(Exercise instructions) Without including any images, reproduce each entry exactly.

BEGIN

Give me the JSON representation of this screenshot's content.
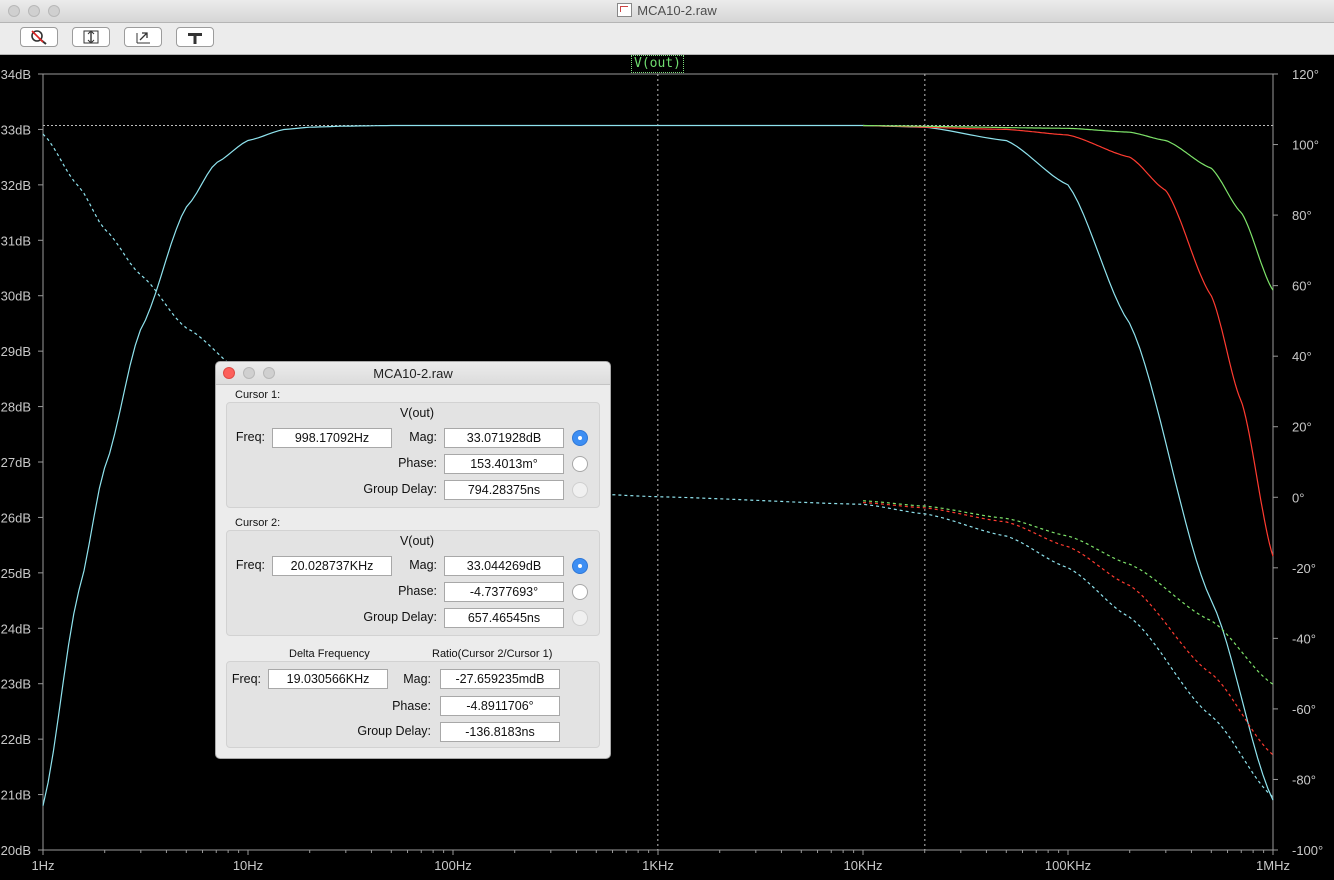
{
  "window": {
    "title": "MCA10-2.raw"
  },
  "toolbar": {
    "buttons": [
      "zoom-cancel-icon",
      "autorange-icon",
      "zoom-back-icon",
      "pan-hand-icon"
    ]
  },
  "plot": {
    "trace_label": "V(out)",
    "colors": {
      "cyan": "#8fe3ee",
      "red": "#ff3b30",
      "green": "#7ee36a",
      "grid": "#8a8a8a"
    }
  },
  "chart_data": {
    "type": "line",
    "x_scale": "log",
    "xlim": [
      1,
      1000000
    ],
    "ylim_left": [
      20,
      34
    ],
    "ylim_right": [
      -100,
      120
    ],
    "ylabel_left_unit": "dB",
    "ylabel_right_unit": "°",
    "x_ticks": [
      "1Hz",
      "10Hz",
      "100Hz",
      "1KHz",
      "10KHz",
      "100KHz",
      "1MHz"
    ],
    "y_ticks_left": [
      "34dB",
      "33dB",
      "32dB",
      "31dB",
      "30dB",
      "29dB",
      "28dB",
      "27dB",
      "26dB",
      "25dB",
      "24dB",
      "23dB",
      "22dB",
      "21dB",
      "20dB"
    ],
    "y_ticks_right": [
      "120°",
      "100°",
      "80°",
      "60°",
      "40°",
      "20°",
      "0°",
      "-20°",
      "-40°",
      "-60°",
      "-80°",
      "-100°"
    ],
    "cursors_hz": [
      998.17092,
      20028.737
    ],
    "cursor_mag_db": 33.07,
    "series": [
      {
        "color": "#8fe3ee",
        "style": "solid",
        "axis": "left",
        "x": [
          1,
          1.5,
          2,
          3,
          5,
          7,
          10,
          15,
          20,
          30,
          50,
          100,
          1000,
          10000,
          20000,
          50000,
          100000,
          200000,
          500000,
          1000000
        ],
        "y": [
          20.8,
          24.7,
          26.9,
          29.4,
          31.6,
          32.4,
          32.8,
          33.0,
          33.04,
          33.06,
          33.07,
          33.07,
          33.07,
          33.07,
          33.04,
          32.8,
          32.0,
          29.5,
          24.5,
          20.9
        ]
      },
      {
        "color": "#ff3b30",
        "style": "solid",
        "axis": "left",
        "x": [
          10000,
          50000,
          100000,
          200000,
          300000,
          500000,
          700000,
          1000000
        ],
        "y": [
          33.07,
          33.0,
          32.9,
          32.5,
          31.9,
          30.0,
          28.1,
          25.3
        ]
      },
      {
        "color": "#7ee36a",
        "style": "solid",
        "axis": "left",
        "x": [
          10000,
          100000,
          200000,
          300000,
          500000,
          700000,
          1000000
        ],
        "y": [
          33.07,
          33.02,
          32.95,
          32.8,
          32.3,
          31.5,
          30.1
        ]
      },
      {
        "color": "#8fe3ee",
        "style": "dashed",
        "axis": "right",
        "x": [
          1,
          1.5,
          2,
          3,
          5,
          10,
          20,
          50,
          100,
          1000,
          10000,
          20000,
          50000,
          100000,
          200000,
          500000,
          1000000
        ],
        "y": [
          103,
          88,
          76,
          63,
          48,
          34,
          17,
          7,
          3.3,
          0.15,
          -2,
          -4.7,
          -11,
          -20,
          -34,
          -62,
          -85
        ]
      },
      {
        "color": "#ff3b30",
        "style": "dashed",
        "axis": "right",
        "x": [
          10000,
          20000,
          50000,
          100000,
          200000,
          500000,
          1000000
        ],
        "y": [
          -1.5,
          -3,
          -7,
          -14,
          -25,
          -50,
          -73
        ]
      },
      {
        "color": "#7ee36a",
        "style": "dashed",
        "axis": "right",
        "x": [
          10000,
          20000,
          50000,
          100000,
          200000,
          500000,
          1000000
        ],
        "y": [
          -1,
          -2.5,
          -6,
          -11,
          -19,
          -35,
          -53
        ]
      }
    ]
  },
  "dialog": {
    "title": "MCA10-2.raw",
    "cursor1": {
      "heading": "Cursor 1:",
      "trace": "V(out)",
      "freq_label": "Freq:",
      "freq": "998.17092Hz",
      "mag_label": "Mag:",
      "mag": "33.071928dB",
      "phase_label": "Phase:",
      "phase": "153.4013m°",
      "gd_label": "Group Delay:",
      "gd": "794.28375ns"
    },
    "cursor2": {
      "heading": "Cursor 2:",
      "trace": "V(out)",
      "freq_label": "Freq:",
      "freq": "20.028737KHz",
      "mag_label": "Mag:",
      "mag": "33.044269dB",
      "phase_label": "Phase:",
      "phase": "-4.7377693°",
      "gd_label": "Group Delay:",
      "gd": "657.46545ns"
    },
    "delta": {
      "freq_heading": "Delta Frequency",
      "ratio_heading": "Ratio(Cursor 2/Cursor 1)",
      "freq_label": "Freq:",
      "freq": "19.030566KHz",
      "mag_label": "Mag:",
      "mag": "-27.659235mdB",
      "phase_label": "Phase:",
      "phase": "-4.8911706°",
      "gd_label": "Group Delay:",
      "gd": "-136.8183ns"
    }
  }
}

END

(Full solution)
Give me the JSON representation of this screenshot's content.
{
  "window": {
    "title": "MCA10-2.raw"
  },
  "toolbar": {
    "buttons": [
      "zoom-cancel-icon",
      "autorange-icon",
      "zoom-back-icon",
      "pan-hand-icon"
    ]
  },
  "plot": {
    "trace_label": "V(out)",
    "colors": {
      "cyan": "#8fe3ee",
      "red": "#ff3b30",
      "green": "#7ee36a",
      "grid": "#8a8a8a"
    }
  },
  "chart_data": {
    "type": "line",
    "x_scale": "log",
    "xlim": [
      1,
      1000000
    ],
    "ylim_left": [
      20,
      34
    ],
    "ylim_right": [
      -100,
      120
    ],
    "ylabel_left_unit": "dB",
    "ylabel_right_unit": "°",
    "x_ticks": [
      "1Hz",
      "10Hz",
      "100Hz",
      "1KHz",
      "10KHz",
      "100KHz",
      "1MHz"
    ],
    "y_ticks_left": [
      "34dB",
      "33dB",
      "32dB",
      "31dB",
      "30dB",
      "29dB",
      "28dB",
      "27dB",
      "26dB",
      "25dB",
      "24dB",
      "23dB",
      "22dB",
      "21dB",
      "20dB"
    ],
    "y_ticks_right": [
      "120°",
      "100°",
      "80°",
      "60°",
      "40°",
      "20°",
      "0°",
      "-20°",
      "-40°",
      "-60°",
      "-80°",
      "-100°"
    ],
    "cursors_hz": [
      998.17092,
      20028.737
    ],
    "cursor_mag_db": 33.07,
    "series": [
      {
        "color": "#8fe3ee",
        "style": "solid",
        "axis": "left",
        "x": [
          1,
          1.5,
          2,
          3,
          5,
          7,
          10,
          15,
          20,
          30,
          50,
          100,
          1000,
          10000,
          20000,
          50000,
          100000,
          200000,
          500000,
          1000000
        ],
        "y": [
          20.8,
          24.7,
          26.9,
          29.4,
          31.6,
          32.4,
          32.8,
          33.0,
          33.04,
          33.06,
          33.07,
          33.07,
          33.07,
          33.07,
          33.04,
          32.8,
          32.0,
          29.5,
          24.5,
          20.9
        ]
      },
      {
        "color": "#ff3b30",
        "style": "solid",
        "axis": "left",
        "x": [
          10000,
          50000,
          100000,
          200000,
          300000,
          500000,
          700000,
          1000000
        ],
        "y": [
          33.07,
          33.0,
          32.9,
          32.5,
          31.9,
          30.0,
          28.1,
          25.3
        ]
      },
      {
        "color": "#7ee36a",
        "style": "solid",
        "axis": "left",
        "x": [
          10000,
          100000,
          200000,
          300000,
          500000,
          700000,
          1000000
        ],
        "y": [
          33.07,
          33.02,
          32.95,
          32.8,
          32.3,
          31.5,
          30.1
        ]
      },
      {
        "color": "#8fe3ee",
        "style": "dashed",
        "axis": "right",
        "x": [
          1,
          1.5,
          2,
          3,
          5,
          10,
          20,
          50,
          100,
          1000,
          10000,
          20000,
          50000,
          100000,
          200000,
          500000,
          1000000
        ],
        "y": [
          103,
          88,
          76,
          63,
          48,
          34,
          17,
          7,
          3.3,
          0.15,
          -2,
          -4.7,
          -11,
          -20,
          -34,
          -62,
          -85
        ]
      },
      {
        "color": "#ff3b30",
        "style": "dashed",
        "axis": "right",
        "x": [
          10000,
          20000,
          50000,
          100000,
          200000,
          500000,
          1000000
        ],
        "y": [
          -1.5,
          -3,
          -7,
          -14,
          -25,
          -50,
          -73
        ]
      },
      {
        "color": "#7ee36a",
        "style": "dashed",
        "axis": "right",
        "x": [
          10000,
          20000,
          50000,
          100000,
          200000,
          500000,
          1000000
        ],
        "y": [
          -1,
          -2.5,
          -6,
          -11,
          -19,
          -35,
          -53
        ]
      }
    ]
  },
  "dialog": {
    "title": "MCA10-2.raw",
    "cursor1": {
      "heading": "Cursor 1:",
      "trace": "V(out)",
      "freq_label": "Freq:",
      "freq": "998.17092Hz",
      "mag_label": "Mag:",
      "mag": "33.071928dB",
      "phase_label": "Phase:",
      "phase": "153.4013m°",
      "gd_label": "Group Delay:",
      "gd": "794.28375ns"
    },
    "cursor2": {
      "heading": "Cursor 2:",
      "trace": "V(out)",
      "freq_label": "Freq:",
      "freq": "20.028737KHz",
      "mag_label": "Mag:",
      "mag": "33.044269dB",
      "phase_label": "Phase:",
      "phase": "-4.7377693°",
      "gd_label": "Group Delay:",
      "gd": "657.46545ns"
    },
    "delta": {
      "freq_heading": "Delta Frequency",
      "ratio_heading": "Ratio(Cursor 2/Cursor 1)",
      "freq_label": "Freq:",
      "freq": "19.030566KHz",
      "mag_label": "Mag:",
      "mag": "-27.659235mdB",
      "phase_label": "Phase:",
      "phase": "-4.8911706°",
      "gd_label": "Group Delay:",
      "gd": "-136.8183ns"
    }
  }
}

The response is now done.